YOUR GOAL. Write out each line in which the string "душе" is present.

====

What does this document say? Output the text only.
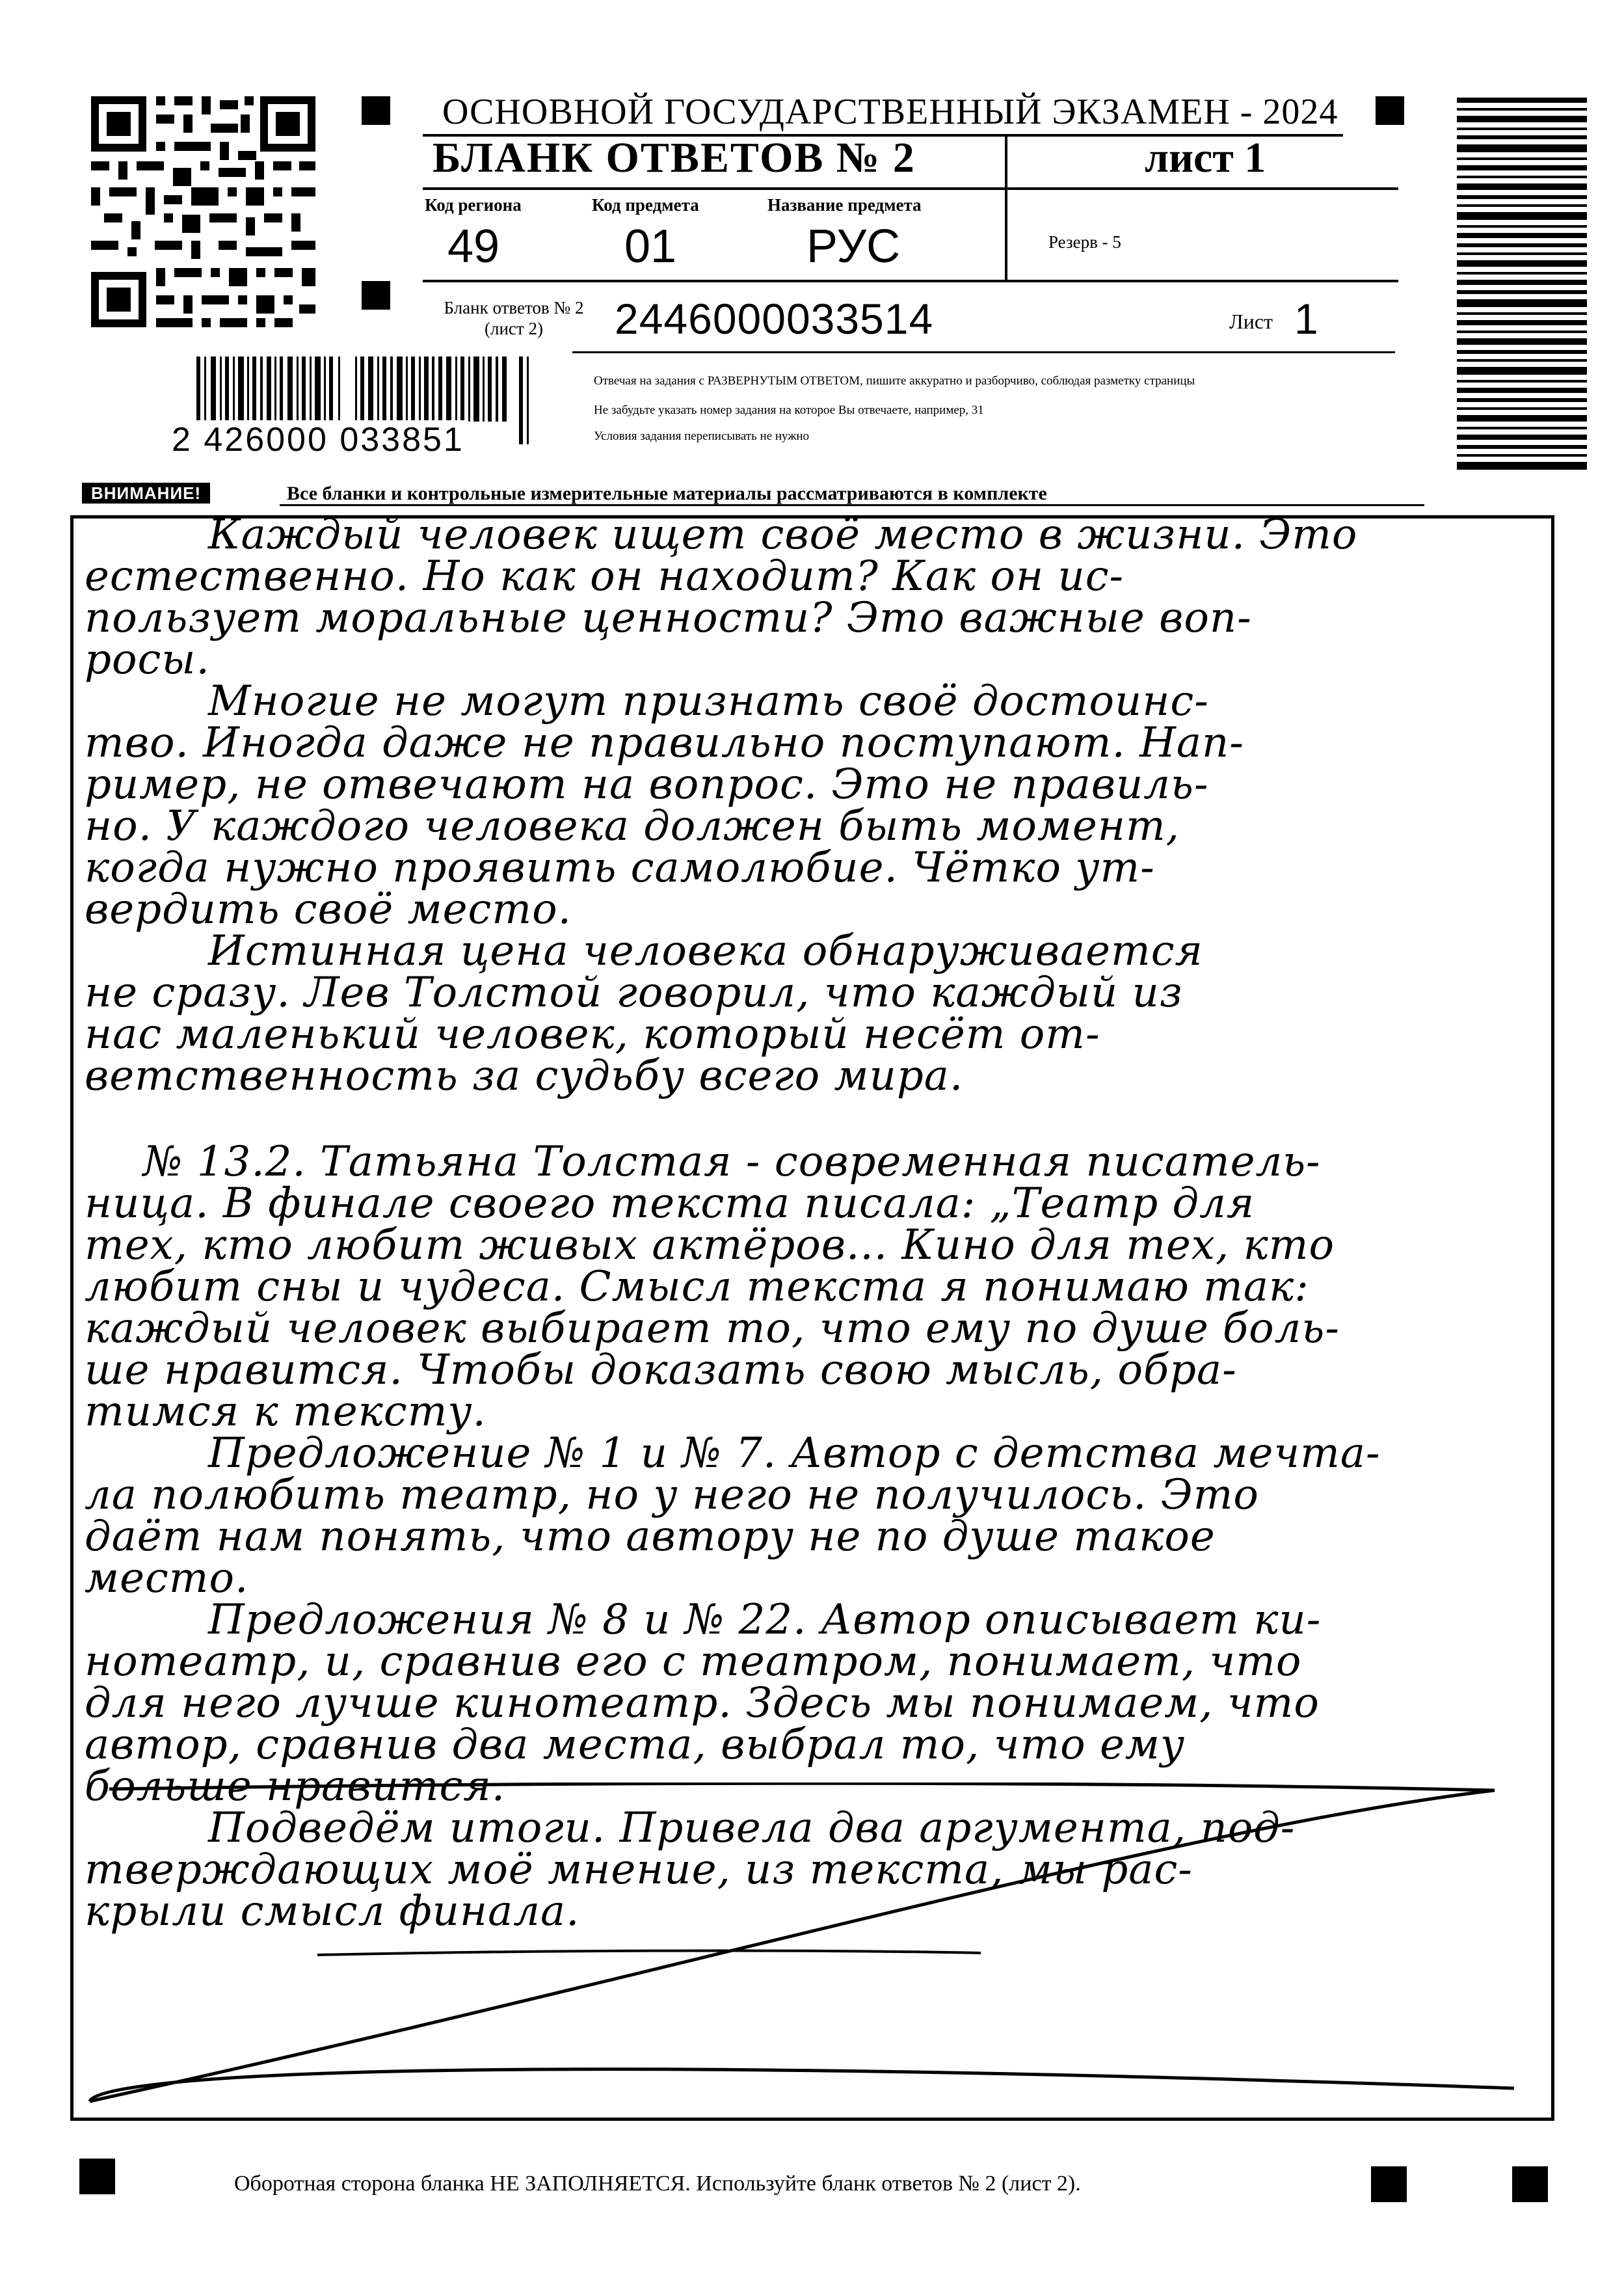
2 426000 033851
ОСНОВНОЙ ГОСУДАРСТВЕННЫЙ ЭКЗАМЕН - 2024
БЛАНК ОТВЕТОВ № 2	лист 1
Код региона	Код предмета	Название предмета
49	01	РУС	Резерв - 5
Бланк ответов № 2
(лист 2)	2446000033514	Лист 1
Отвечая на задания с РАЗВЕРНУТЫМ ОТВЕТОМ, пишите аккуратно и разборчиво, соблюдая разметку страницы
Не забудьте указать номер задания на которое Вы отвечаете, например, 31
Условия задания переписывать не нужно
ВНИМАНИЕ!	Все бланки и контрольные измерительные материалы рассматриваются в комплекте
Каждый человек ищет своё место в жизни. Это
естественно. Но как он находит? Как он ис-
пользует моральные ценности? Это важные воп-
росы.
Многие не могут признать своё достоинс-
тво. Иногда даже не правильно поступают. Нап-
ример, не отвечают на вопрос. Это не правиль-
но. У каждого человека должен быть момент,
когда нужно проявить самолюбие. Чётко ут-
вердить своё место.
Истинная цена человека обнаруживается
не сразу. Лев Толстой говорил, что каждый из
нас маленький человек, который несёт от-
ветственность за судьбу всего мира.
№ 13.2. Татьяна Толстая - современная писатель-
ница. В финале своего текста писала: „Театр для
тех, кто любит живых актёров... Кино для тех, кто
любит сны и чудеса. Смысл текста я понимаю так:
каждый человек выбирает то, что ему по душе боль-
ше нравится. Чтобы доказать свою мысль, обра-
тимся к тексту.
Предложение № 1 и № 7. Автор с детства мечта-
ла полюбить театр, но у него не получилось. Это
даёт нам понять, что автору не по душе такое
место.
Предложения № 8 и № 22. Автор описывает ки-
нотеатр, и, сравнив его с театром, понимает, что
для него лучше кинотеатр. Здесь мы понимаем, что
автор, сравнив два места, выбрал то, что ему
больше нравится.
Подведём итоги. Привела два аргумента, под-
тверждающих моё мнение, из текста, мы рас-
крыли смысл финала.
Оборотная сторона бланка НЕ ЗАПОЛНЯЕТСЯ. Используйте бланк ответов № 2 (лист 2).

====

COMPLETE RESPONSE.
каждый человек выбирает то, что ему по душе боль-
даёт нам понять, что автору не по душе такое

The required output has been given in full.